** start of PROVIDED MATERIAL **

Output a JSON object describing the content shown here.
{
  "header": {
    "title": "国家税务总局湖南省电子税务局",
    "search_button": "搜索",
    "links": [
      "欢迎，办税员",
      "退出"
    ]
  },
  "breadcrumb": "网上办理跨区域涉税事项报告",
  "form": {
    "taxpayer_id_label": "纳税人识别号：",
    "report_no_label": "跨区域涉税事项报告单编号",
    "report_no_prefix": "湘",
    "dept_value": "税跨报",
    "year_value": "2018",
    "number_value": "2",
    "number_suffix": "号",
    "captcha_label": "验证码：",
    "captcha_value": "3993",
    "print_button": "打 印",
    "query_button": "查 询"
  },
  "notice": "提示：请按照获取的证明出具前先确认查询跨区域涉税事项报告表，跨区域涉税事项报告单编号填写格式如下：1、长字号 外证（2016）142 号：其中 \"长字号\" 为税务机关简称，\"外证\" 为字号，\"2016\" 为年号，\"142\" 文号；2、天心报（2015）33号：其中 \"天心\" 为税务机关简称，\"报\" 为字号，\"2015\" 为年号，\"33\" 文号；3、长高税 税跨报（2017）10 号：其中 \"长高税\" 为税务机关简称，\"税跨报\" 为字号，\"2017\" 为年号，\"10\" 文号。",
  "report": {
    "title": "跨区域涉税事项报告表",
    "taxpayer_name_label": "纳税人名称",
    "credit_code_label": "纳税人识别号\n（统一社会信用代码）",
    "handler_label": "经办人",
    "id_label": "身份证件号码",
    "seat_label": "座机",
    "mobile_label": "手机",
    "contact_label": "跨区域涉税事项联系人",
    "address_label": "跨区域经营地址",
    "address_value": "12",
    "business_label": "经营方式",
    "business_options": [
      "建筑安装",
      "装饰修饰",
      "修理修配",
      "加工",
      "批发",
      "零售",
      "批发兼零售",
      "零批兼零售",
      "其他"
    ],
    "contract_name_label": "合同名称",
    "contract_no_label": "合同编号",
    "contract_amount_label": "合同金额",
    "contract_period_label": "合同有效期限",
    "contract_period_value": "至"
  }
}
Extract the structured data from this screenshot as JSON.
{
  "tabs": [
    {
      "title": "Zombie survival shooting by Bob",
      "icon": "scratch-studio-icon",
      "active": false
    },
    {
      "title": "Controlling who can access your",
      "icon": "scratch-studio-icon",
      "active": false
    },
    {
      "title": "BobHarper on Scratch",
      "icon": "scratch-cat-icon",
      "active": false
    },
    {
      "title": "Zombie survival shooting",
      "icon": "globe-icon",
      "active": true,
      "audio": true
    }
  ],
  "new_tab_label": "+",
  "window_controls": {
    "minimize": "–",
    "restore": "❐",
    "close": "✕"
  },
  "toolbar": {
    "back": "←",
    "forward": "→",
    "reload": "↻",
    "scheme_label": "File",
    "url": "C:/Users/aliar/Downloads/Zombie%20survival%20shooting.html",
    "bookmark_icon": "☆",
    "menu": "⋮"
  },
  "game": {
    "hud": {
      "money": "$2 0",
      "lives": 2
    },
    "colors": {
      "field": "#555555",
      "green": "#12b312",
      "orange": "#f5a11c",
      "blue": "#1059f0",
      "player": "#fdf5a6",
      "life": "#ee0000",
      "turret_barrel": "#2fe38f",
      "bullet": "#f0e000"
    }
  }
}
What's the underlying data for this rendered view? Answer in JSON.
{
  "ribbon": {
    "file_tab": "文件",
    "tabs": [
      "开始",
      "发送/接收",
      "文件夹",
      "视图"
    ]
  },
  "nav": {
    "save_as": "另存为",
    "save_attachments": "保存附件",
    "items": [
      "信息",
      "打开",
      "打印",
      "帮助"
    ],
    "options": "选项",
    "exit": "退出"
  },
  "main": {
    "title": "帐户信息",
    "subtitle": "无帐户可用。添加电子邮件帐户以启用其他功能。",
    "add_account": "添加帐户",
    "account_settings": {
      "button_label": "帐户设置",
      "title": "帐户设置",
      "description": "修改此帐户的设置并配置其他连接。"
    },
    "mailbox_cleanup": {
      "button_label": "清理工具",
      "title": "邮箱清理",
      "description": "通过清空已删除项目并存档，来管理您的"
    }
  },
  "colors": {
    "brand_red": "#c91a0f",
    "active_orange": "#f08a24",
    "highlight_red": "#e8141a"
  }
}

** end of PROVIDED MATERIAL **

• GIVEN PROBLEM: Each line with the string "JSON" in it needs to be found and copied.

• RESPONSE TO THIS EXERCISE:
Output a JSON object describing the content shown here.
Extract the structured data from this screenshot as JSON.
What's the underlying data for this rendered view? Answer in JSON.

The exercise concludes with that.